+++ Entries supplied

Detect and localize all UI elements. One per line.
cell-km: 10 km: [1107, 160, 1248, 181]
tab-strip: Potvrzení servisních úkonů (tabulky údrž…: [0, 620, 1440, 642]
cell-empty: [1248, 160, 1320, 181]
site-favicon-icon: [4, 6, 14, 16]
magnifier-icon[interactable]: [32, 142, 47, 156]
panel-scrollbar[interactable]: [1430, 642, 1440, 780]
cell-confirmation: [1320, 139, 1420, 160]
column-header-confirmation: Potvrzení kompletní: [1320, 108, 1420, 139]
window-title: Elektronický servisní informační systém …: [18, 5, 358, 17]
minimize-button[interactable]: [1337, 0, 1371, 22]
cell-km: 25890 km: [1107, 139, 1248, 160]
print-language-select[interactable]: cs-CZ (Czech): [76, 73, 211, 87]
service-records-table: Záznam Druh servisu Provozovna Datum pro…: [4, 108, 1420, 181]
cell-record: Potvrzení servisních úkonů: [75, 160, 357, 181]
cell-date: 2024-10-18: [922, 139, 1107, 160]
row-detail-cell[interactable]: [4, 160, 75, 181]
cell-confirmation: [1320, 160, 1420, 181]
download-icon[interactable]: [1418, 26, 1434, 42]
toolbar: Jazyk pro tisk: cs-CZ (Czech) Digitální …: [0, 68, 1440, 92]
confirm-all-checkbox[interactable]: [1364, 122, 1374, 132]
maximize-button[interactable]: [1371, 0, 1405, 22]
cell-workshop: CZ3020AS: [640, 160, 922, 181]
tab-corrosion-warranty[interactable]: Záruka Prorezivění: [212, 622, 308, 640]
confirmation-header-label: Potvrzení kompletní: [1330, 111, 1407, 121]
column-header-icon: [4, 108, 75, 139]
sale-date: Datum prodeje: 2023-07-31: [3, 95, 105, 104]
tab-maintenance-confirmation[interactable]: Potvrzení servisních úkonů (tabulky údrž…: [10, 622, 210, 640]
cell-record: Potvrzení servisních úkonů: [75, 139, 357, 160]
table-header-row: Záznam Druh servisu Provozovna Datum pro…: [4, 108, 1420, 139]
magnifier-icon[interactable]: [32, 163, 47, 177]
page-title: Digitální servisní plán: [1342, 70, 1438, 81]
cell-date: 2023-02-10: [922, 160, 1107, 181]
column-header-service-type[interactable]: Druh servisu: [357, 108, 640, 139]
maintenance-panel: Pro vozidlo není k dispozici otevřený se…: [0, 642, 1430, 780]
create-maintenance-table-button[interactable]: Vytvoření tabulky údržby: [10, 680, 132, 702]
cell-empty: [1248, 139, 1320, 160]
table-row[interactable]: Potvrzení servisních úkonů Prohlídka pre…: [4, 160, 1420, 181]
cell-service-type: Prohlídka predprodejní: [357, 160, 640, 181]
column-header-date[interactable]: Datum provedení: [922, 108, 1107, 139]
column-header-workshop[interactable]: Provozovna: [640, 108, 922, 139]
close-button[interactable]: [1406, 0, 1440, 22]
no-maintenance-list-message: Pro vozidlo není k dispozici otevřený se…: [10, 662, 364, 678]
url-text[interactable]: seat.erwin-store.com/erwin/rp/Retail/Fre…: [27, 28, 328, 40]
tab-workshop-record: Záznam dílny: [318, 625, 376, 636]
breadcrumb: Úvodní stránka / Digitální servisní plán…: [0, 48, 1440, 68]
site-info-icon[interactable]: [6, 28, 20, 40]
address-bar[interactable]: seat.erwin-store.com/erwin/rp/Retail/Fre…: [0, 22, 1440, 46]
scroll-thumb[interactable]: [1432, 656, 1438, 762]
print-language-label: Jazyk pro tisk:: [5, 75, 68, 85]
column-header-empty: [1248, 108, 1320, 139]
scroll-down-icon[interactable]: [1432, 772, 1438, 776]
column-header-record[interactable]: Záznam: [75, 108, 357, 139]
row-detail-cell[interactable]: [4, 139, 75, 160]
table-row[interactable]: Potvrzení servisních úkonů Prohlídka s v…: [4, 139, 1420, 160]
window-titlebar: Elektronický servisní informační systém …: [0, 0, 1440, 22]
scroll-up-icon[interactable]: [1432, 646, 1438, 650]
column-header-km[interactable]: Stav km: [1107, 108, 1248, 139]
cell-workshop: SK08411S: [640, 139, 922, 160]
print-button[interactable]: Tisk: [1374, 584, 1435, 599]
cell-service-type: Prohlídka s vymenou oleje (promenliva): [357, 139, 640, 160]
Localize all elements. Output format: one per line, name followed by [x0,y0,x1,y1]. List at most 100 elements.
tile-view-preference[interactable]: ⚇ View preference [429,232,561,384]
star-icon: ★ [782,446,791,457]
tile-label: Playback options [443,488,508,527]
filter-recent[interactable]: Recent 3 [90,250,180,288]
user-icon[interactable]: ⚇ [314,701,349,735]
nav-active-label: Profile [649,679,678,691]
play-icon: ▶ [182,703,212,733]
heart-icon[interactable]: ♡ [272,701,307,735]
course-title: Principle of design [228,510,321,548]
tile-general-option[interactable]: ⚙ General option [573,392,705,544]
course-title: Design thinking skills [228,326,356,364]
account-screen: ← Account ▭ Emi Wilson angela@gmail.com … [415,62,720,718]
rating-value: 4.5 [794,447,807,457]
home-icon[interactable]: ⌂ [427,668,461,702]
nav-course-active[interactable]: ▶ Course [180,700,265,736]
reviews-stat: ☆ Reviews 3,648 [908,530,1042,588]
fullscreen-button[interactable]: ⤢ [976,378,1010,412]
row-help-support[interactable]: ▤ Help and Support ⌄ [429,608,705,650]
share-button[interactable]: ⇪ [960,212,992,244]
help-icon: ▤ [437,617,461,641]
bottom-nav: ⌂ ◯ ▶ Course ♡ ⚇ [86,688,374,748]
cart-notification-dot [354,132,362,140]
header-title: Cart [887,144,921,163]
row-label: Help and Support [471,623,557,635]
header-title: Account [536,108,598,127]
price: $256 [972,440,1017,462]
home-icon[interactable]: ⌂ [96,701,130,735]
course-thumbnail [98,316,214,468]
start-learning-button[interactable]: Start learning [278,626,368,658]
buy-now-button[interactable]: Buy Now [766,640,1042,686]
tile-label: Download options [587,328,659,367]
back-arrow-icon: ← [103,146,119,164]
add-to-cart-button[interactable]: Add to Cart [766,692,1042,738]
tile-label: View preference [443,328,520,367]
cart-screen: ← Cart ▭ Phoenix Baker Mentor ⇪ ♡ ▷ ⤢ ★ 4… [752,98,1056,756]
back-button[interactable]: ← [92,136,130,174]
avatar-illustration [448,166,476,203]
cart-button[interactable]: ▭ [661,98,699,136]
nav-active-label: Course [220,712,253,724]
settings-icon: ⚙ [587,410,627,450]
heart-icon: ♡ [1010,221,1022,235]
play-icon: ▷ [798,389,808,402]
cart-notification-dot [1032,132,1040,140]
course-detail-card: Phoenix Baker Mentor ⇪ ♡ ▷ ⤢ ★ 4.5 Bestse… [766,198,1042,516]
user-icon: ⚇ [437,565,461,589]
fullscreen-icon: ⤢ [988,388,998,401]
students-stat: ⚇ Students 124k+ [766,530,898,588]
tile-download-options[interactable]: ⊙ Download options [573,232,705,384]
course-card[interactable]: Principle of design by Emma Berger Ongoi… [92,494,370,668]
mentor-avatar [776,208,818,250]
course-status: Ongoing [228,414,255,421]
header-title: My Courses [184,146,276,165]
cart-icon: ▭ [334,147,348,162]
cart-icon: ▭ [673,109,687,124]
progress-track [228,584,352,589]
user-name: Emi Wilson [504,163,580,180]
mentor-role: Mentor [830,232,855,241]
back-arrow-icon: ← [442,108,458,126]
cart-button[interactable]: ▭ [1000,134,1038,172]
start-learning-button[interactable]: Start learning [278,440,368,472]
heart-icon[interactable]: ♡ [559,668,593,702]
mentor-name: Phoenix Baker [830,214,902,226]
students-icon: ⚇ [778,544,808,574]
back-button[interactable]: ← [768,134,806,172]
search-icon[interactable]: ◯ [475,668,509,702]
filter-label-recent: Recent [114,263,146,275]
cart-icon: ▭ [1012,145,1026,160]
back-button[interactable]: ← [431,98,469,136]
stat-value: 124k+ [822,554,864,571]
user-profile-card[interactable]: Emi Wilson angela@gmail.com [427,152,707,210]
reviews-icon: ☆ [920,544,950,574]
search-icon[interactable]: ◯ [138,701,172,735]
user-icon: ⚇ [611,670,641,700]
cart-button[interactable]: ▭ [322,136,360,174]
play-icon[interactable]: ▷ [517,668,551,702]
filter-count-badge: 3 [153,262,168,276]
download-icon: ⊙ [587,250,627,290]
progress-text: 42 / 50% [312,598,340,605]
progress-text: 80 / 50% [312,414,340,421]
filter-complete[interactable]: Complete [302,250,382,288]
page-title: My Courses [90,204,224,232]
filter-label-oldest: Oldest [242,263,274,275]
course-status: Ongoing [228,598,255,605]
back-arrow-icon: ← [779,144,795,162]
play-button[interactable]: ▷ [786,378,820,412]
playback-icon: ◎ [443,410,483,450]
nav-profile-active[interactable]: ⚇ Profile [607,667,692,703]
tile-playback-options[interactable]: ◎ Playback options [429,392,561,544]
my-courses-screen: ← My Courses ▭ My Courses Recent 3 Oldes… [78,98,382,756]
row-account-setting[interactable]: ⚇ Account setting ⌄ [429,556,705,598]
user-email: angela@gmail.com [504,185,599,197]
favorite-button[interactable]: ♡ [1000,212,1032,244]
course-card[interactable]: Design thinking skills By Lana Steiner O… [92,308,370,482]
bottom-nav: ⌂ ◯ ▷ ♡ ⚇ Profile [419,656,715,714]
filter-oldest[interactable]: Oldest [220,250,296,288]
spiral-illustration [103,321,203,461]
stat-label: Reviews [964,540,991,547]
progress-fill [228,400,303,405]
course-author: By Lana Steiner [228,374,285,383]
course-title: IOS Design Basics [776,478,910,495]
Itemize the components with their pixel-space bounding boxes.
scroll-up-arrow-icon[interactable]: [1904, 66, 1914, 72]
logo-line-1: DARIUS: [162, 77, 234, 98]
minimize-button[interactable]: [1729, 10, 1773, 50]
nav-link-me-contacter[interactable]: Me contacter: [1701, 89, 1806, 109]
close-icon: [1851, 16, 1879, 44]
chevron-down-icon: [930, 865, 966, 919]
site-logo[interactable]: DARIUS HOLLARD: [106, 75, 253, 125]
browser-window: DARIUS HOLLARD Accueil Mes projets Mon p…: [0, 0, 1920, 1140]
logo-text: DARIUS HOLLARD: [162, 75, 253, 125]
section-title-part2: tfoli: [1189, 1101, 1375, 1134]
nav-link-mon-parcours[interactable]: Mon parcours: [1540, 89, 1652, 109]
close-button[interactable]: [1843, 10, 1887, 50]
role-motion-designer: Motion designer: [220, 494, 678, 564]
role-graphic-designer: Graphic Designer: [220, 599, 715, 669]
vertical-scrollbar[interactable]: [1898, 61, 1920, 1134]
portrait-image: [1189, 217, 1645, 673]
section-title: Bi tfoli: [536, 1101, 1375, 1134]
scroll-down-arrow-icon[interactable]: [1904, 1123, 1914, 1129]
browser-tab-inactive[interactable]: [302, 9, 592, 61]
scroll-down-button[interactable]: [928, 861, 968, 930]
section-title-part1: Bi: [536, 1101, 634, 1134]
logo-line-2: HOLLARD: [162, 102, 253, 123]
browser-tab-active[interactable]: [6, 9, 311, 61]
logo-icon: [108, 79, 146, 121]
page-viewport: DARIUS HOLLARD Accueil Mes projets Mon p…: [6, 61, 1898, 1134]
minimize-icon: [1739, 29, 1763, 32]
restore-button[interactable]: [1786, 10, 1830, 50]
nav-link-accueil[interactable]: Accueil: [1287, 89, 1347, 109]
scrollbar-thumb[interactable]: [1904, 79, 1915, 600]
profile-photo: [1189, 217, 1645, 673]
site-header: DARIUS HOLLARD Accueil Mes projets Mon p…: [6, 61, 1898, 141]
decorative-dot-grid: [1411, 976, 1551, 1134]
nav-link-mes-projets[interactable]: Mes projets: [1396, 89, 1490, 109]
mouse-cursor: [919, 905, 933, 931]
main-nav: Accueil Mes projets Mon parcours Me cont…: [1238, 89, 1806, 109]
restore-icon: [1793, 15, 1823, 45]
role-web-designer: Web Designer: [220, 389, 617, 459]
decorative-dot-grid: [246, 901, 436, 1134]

++++++

_Task description:_ Repeat the entries from the top through the line containing "site-favicon-icon: [4, 6, 14, 16]", switching "tab-strip" to "tab-bar" and keeping every other character the same.

_Response for this exercise:_
Detect and localize all UI elements. One per line.
cell-km: 10 km: [1107, 160, 1248, 181]
tab-bar: Potvrzení servisních úkonů (tabulky údrž…: [0, 620, 1440, 642]
cell-empty: [1248, 160, 1320, 181]
site-favicon-icon: [4, 6, 14, 16]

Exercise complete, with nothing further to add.